Objective =
Scan the lines and state how many carry "tính". Leave out everything but the number.

Structured figure records
********************

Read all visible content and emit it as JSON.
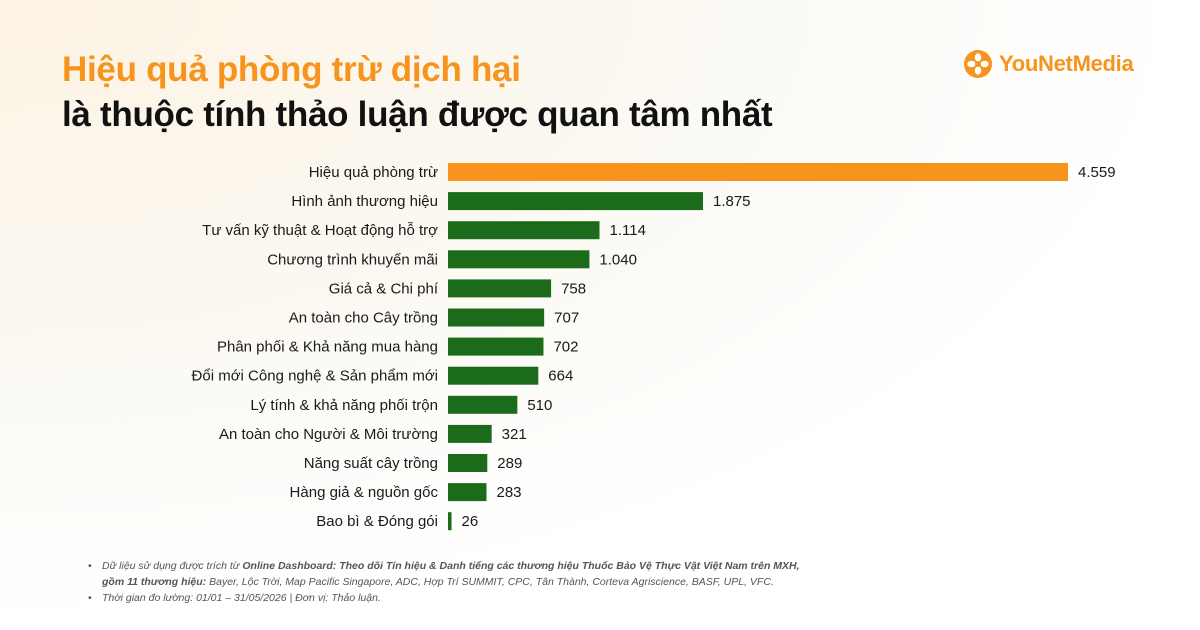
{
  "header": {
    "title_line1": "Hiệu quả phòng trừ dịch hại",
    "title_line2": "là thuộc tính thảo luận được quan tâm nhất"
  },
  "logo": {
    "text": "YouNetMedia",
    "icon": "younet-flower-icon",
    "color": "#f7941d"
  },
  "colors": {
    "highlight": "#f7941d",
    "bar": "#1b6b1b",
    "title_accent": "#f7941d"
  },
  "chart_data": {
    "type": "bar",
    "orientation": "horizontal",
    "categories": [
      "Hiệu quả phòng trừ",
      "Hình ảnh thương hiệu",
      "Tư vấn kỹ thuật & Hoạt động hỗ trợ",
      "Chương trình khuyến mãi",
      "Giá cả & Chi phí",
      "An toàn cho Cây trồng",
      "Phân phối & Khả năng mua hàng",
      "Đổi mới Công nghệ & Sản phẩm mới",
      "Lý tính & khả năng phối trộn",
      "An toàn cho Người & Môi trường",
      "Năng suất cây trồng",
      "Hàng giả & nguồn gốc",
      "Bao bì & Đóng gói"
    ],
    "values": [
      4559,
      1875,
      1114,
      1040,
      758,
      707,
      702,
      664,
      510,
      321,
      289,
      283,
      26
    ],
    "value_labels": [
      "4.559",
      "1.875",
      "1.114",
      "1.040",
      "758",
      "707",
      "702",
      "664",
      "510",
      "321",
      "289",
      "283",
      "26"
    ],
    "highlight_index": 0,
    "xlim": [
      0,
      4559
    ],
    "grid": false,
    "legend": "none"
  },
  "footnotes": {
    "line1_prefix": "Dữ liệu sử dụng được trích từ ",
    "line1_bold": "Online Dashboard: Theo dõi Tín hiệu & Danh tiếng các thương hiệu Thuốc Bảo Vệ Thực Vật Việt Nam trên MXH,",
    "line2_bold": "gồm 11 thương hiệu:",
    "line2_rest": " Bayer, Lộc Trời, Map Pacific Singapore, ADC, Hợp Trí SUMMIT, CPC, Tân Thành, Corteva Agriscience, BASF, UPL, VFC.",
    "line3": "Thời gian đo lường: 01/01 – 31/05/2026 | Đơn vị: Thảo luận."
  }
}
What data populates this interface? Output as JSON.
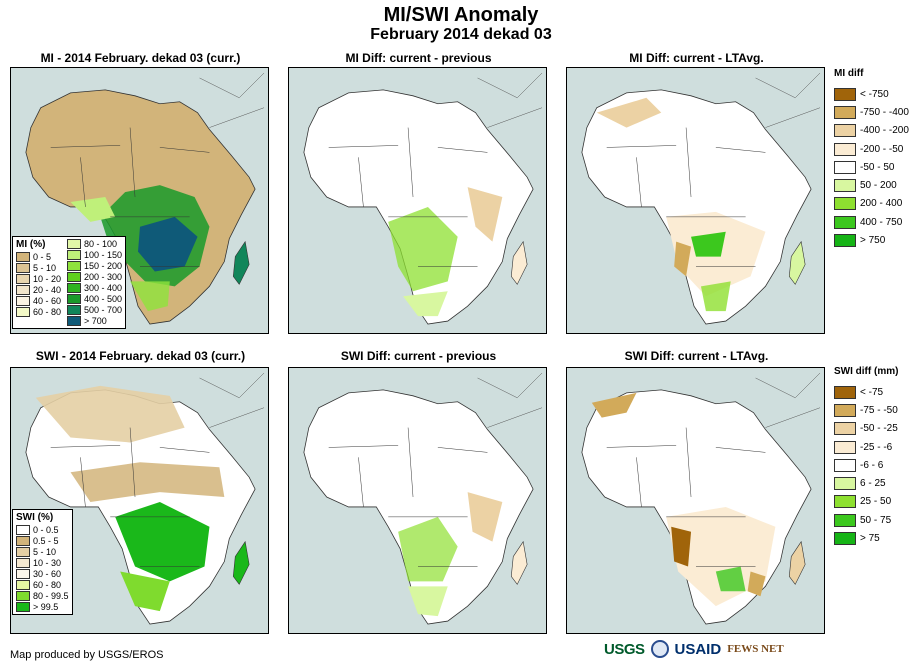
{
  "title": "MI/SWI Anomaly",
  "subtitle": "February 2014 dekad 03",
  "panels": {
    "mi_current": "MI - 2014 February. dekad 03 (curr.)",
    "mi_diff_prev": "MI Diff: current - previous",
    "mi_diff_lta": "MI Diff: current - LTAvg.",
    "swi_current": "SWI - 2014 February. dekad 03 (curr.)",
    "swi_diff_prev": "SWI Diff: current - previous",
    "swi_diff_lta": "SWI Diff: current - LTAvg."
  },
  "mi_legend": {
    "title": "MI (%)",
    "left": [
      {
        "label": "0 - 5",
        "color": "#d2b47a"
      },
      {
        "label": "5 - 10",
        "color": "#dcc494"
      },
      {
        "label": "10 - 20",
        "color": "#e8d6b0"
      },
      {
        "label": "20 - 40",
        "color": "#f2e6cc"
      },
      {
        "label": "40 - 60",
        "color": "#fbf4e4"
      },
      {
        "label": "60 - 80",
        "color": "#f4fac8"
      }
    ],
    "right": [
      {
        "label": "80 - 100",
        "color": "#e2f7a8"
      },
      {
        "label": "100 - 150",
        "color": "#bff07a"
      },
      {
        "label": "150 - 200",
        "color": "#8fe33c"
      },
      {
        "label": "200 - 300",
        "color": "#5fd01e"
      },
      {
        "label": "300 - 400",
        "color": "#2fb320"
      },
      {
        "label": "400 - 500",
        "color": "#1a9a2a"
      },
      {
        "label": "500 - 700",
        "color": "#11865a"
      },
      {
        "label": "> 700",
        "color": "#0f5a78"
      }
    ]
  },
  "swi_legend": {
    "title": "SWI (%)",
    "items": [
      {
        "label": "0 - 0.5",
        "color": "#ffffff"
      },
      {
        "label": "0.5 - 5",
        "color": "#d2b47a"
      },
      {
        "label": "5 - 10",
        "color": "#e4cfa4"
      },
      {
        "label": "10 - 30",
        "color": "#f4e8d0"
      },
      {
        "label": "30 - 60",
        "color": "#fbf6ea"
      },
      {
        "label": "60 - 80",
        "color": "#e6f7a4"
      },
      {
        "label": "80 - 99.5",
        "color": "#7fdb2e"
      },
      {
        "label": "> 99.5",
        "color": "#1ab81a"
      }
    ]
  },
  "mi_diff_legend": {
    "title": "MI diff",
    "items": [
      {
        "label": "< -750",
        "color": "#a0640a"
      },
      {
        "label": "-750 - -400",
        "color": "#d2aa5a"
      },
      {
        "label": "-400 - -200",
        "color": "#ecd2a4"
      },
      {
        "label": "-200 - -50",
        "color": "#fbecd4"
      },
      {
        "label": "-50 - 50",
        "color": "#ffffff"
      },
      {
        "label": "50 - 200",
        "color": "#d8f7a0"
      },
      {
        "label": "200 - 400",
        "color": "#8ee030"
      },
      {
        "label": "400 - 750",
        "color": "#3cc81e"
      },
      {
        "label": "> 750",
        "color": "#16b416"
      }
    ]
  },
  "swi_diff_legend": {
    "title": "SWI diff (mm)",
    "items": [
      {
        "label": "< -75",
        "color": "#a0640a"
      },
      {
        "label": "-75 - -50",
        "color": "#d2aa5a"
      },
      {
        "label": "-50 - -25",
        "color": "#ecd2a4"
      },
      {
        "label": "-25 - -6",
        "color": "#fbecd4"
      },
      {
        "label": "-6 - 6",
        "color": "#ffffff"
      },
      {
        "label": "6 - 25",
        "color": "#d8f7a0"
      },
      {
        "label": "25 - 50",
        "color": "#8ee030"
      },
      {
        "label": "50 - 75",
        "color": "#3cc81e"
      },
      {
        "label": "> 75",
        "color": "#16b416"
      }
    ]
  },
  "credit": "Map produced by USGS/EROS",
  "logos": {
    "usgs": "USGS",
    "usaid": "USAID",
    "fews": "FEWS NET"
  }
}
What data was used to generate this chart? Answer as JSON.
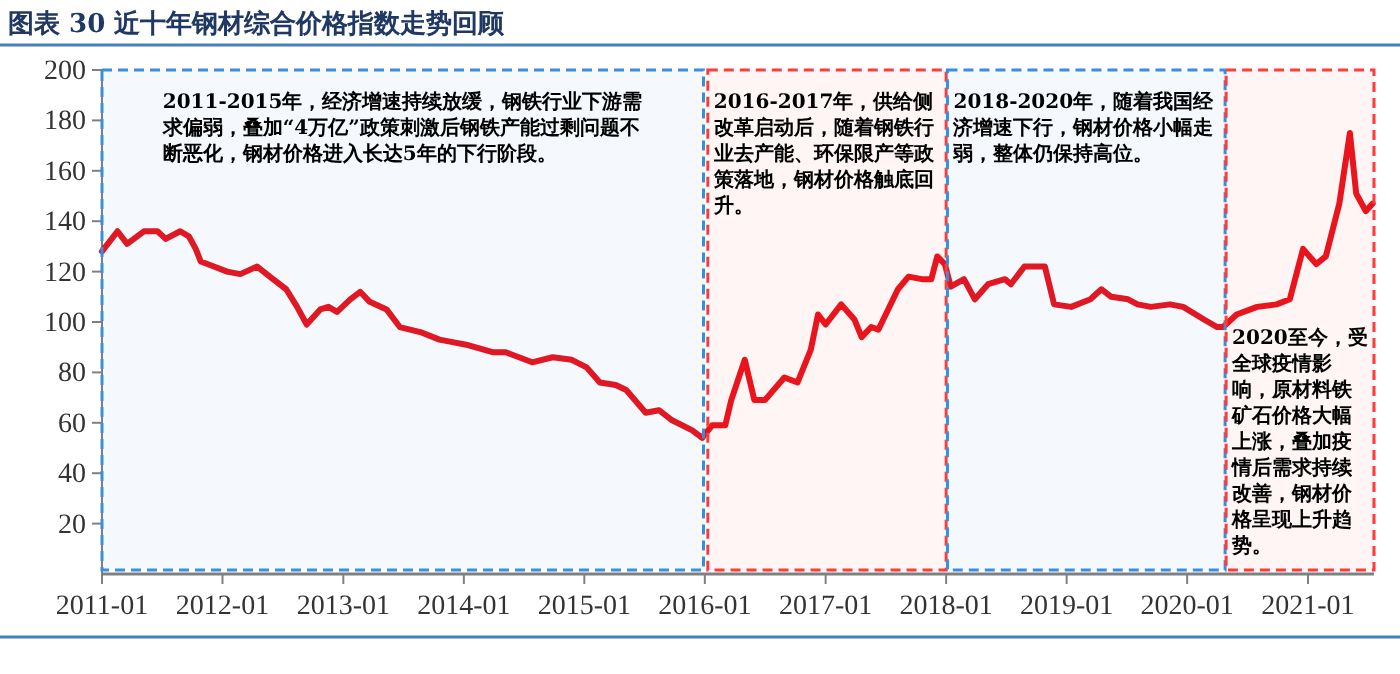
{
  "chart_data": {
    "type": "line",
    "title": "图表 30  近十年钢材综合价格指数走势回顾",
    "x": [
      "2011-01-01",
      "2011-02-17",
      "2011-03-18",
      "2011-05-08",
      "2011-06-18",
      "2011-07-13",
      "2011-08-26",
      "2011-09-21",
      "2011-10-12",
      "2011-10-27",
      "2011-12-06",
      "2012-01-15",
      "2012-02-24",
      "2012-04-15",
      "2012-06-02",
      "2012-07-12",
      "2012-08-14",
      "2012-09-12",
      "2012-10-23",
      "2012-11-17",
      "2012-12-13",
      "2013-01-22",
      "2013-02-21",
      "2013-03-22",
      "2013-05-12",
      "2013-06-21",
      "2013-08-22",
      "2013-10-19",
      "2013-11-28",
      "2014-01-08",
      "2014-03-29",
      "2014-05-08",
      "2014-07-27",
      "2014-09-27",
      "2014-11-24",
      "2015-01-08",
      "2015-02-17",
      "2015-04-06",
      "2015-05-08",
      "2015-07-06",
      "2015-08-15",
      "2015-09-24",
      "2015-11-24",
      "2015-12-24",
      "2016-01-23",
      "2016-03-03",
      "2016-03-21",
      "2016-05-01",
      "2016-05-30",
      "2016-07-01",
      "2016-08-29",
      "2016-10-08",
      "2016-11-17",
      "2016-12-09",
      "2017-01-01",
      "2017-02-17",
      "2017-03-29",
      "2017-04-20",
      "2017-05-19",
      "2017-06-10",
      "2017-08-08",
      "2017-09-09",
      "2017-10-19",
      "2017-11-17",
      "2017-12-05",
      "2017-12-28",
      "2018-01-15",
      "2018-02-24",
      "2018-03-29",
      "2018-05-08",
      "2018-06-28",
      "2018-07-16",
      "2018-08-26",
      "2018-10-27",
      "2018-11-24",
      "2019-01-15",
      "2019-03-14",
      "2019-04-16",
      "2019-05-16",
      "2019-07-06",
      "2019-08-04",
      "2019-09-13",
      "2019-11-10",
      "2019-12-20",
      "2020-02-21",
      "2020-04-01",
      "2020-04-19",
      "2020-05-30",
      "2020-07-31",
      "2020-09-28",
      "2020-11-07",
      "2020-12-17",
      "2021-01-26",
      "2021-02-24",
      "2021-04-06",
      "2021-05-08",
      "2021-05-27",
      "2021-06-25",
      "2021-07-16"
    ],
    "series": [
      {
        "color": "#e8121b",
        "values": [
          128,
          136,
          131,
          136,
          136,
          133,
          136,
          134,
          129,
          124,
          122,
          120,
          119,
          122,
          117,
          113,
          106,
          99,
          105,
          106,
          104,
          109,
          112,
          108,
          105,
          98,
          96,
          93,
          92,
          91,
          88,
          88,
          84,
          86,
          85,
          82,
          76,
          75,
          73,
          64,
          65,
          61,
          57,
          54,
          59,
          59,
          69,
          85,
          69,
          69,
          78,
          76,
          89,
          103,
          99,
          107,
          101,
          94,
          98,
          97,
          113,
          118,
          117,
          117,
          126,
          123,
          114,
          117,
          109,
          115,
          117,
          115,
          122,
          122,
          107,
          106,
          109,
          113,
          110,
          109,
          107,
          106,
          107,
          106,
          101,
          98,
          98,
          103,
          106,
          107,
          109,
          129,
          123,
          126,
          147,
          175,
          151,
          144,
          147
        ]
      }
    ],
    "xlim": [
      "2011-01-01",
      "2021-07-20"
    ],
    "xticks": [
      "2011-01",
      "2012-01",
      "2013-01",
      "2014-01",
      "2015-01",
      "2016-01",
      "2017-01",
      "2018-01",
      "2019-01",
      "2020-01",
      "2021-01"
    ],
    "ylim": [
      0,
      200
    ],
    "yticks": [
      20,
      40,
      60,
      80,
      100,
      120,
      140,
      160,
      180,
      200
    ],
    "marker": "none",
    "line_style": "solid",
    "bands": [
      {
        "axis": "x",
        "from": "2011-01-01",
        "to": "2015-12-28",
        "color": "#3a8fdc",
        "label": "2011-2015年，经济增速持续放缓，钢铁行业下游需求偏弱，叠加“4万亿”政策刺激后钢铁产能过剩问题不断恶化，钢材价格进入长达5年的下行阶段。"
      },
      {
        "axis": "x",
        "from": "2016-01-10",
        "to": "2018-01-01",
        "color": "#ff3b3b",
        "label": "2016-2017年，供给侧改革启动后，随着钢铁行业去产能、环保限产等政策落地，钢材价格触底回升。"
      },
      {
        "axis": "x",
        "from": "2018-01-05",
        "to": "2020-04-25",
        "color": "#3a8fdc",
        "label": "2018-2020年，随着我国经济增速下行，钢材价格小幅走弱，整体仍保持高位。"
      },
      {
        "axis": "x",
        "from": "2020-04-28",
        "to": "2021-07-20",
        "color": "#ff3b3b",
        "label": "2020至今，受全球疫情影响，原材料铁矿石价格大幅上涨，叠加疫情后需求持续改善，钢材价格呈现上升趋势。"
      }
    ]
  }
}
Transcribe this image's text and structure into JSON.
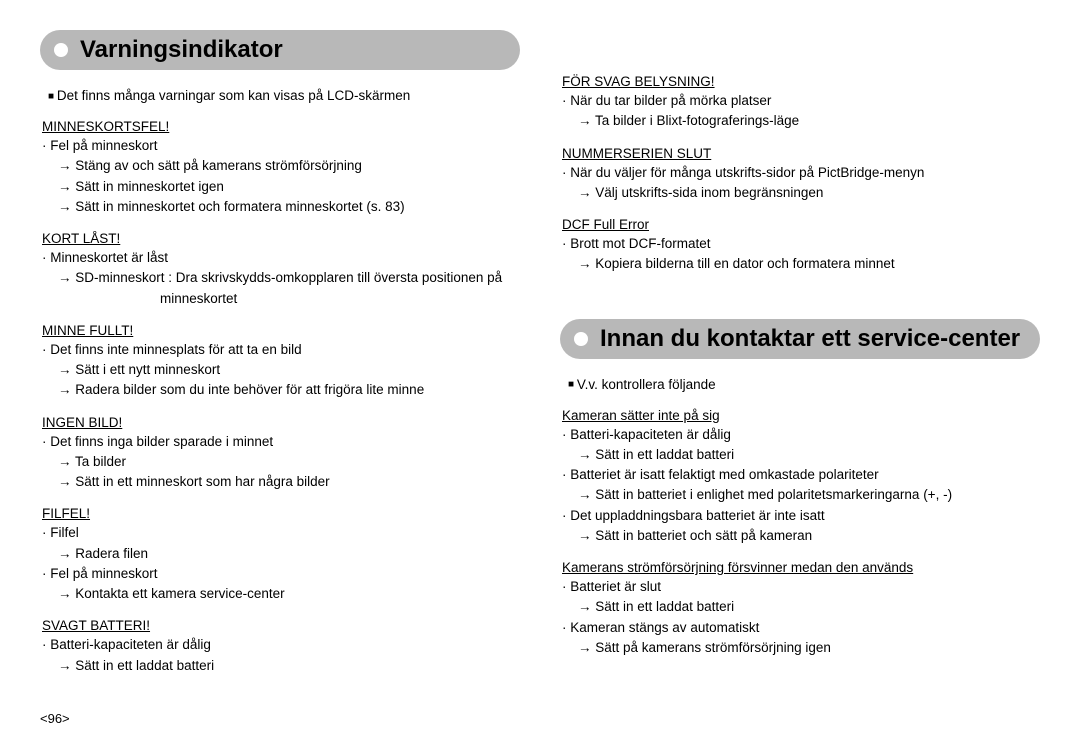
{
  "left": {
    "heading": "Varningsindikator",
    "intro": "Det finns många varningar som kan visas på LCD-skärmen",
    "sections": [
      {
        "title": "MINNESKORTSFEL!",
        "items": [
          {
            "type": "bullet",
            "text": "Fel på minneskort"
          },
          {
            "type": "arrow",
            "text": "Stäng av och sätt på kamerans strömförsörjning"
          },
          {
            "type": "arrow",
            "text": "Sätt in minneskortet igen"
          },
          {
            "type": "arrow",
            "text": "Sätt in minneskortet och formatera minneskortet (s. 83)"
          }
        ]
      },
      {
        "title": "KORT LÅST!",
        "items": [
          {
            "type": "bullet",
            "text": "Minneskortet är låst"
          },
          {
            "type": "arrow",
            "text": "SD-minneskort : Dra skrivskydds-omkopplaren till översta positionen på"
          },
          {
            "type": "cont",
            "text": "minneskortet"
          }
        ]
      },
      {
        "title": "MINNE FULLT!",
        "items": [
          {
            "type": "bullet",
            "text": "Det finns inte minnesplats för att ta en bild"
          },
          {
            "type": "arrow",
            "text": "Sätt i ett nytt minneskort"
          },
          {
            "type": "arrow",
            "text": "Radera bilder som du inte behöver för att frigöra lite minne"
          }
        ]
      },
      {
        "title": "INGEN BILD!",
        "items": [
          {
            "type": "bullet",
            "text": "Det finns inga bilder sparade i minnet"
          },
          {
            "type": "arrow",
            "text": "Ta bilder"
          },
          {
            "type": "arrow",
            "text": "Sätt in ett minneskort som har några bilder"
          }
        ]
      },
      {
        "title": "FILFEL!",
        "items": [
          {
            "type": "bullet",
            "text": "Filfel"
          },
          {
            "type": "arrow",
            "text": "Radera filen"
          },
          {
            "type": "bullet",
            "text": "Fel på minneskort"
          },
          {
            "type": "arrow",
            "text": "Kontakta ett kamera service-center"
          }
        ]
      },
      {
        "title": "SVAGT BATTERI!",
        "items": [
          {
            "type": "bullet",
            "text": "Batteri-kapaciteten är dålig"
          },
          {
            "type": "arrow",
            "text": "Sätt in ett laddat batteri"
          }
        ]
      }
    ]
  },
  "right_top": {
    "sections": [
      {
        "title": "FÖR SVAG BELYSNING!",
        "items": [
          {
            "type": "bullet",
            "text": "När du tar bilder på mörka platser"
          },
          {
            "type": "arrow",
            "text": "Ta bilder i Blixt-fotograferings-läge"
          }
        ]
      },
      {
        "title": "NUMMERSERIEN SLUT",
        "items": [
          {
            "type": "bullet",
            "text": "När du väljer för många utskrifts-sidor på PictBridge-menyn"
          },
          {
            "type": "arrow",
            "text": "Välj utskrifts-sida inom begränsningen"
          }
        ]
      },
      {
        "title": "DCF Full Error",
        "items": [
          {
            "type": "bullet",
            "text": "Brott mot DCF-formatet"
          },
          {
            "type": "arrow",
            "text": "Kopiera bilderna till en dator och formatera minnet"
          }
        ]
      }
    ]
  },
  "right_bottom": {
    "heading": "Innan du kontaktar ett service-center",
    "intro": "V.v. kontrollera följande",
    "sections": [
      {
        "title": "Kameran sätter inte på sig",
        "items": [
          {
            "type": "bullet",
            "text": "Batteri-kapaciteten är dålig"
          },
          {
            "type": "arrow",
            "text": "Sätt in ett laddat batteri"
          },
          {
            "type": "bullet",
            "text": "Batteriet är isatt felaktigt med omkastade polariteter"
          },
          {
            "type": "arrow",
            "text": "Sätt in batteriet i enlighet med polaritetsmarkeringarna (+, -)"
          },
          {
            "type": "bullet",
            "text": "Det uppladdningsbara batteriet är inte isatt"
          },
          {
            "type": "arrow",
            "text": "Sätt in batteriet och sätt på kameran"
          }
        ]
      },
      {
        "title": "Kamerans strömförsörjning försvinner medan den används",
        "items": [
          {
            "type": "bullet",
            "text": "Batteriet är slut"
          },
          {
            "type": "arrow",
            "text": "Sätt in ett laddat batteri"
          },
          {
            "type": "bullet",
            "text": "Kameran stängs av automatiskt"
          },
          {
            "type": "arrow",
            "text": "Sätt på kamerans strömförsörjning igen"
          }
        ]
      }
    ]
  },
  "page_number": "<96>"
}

********************

Solution to the exercise =
2